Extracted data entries
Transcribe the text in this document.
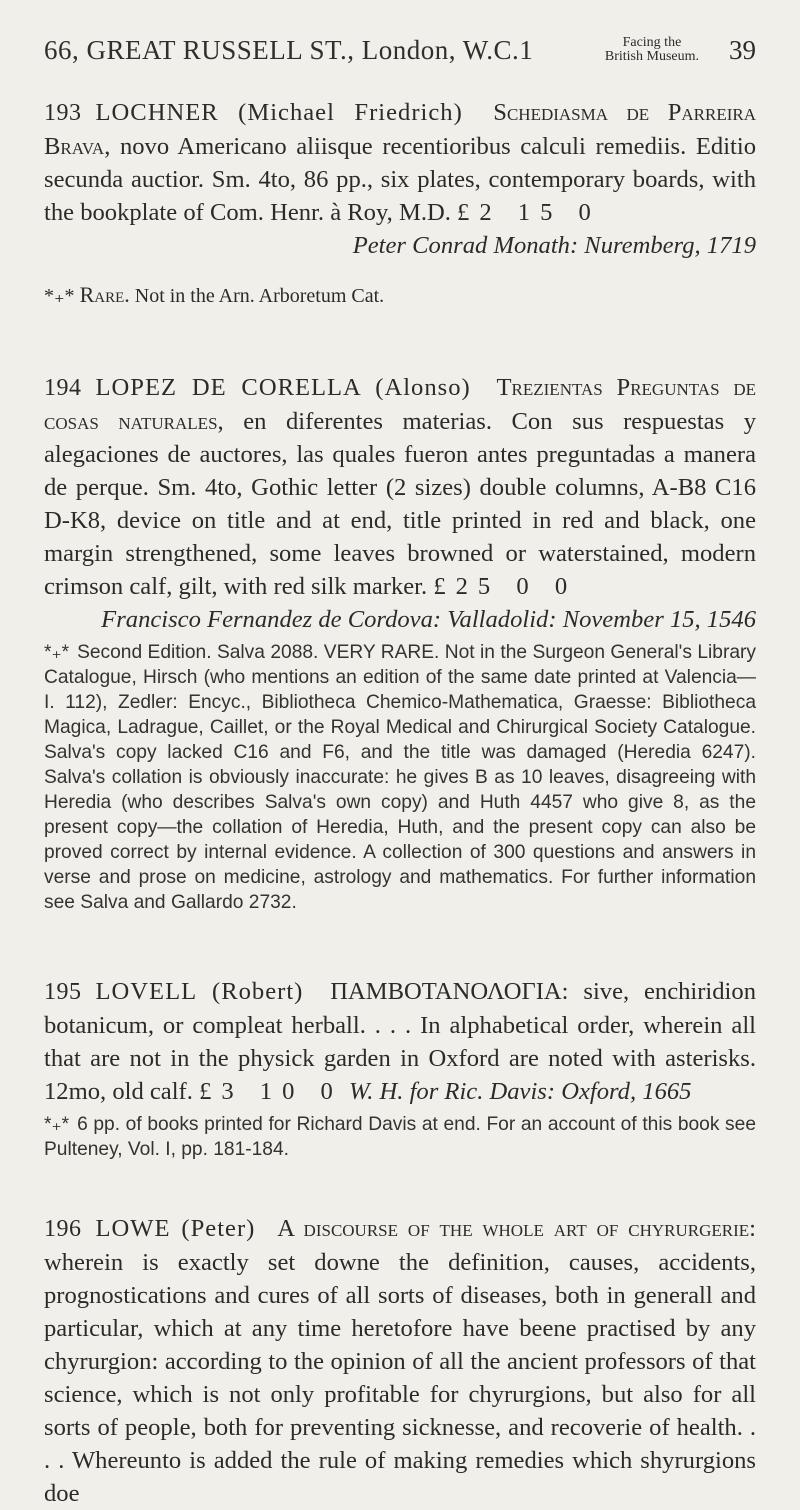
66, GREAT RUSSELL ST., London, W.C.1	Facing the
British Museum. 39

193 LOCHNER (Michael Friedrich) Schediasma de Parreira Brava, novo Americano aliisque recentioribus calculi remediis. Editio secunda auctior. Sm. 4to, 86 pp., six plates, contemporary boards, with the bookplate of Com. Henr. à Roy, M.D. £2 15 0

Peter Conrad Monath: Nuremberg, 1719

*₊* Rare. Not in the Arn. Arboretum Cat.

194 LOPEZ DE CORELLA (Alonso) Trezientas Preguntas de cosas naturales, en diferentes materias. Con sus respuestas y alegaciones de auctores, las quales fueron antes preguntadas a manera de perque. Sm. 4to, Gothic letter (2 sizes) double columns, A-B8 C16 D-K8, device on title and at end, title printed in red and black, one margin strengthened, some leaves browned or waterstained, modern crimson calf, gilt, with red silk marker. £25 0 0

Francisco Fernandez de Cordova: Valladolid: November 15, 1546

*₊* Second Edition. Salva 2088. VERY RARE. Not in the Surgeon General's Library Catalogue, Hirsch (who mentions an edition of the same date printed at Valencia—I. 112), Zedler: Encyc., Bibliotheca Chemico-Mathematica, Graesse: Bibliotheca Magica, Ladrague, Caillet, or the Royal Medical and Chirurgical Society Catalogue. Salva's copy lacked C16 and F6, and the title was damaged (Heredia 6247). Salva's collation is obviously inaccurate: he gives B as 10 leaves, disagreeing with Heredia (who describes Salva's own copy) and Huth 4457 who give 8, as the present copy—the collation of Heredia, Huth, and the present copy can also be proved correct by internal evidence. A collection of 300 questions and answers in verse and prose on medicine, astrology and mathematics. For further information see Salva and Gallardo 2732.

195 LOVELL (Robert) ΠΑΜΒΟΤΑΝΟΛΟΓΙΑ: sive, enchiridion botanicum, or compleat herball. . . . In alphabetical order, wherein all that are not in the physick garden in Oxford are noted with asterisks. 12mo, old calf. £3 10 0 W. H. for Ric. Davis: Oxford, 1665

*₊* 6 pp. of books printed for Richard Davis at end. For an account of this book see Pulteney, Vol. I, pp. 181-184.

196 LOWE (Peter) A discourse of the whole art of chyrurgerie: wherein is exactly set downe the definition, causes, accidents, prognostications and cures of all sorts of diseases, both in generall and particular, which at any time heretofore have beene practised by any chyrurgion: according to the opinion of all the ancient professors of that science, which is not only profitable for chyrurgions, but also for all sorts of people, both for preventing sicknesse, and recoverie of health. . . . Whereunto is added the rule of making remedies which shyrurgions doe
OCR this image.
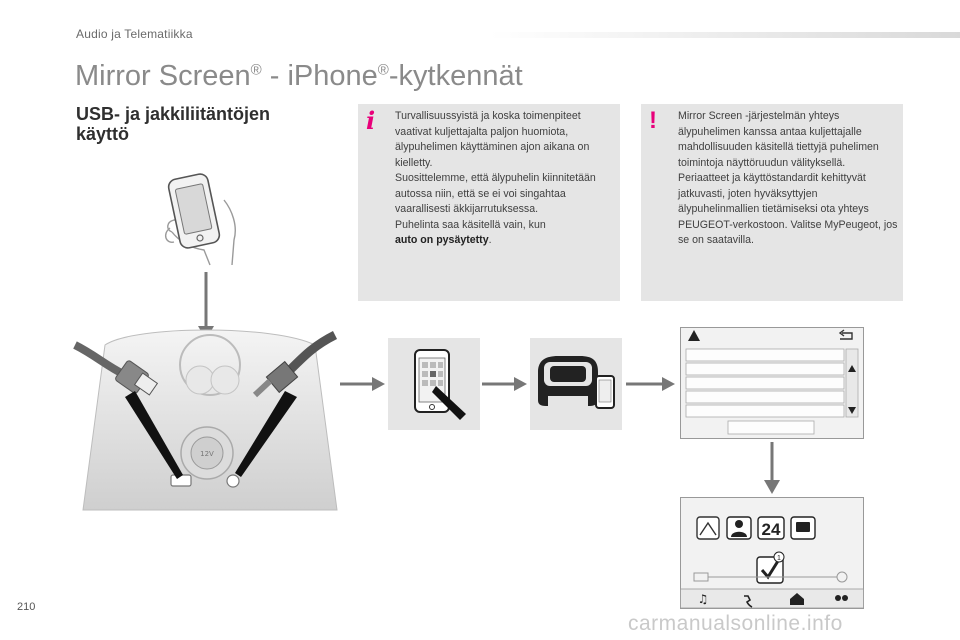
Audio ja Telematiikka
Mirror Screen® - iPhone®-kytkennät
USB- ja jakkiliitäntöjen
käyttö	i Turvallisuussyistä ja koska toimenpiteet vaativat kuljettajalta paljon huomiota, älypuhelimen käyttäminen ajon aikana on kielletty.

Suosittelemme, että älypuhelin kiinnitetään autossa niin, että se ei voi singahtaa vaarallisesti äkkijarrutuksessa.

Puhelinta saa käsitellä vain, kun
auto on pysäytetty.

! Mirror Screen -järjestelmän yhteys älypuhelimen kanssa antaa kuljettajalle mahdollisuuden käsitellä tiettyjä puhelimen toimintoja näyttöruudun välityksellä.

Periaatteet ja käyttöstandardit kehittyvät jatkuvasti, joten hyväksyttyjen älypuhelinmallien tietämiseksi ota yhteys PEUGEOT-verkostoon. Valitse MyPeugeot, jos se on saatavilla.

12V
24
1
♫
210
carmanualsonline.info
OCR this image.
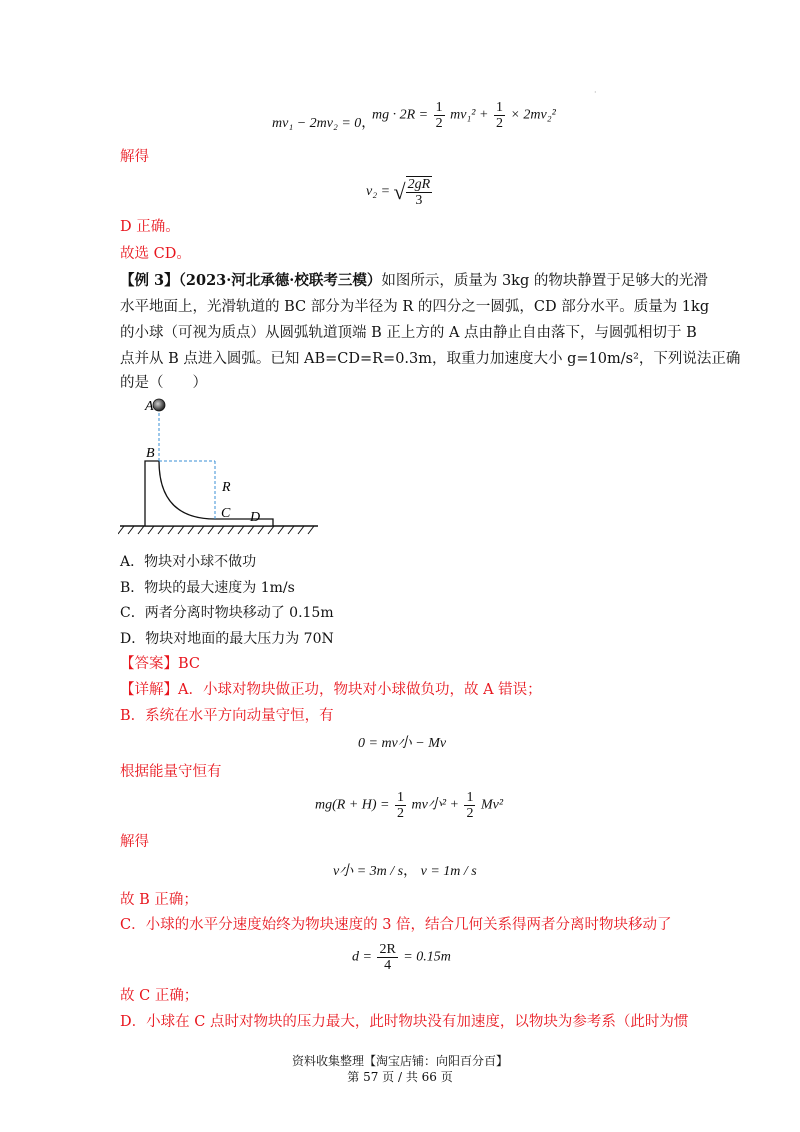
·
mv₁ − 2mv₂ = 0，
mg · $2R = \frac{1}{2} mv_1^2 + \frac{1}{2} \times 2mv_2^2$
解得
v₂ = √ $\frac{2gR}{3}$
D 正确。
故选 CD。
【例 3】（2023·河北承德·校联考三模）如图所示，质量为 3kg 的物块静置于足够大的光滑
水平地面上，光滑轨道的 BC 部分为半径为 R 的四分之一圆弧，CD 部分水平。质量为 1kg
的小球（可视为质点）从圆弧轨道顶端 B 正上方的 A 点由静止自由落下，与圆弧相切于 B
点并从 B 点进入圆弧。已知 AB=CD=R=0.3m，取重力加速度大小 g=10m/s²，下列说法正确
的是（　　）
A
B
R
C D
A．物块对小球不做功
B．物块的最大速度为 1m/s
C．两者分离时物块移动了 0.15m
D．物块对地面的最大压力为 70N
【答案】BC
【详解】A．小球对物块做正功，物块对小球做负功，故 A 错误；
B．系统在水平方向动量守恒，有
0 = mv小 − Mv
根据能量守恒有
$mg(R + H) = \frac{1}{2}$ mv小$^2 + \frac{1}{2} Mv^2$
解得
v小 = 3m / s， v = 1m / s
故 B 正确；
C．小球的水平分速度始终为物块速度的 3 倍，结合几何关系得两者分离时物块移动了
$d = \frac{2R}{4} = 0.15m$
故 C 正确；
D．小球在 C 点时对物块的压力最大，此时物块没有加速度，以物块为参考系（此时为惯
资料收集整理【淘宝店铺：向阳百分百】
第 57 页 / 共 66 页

● Exercise task
Search the listing for the word "käsitellä" and return each line that holds it.

● Complete answer
Puhelinta saa käsitellä vain, kun
! Mirror Screen -järjestelmän yhteys älypuhelimen kanssa antaa kuljettajalle mahdollisuuden käsitellä tiettyjä puhelimen toimintoja näyttöruudun välityksellä.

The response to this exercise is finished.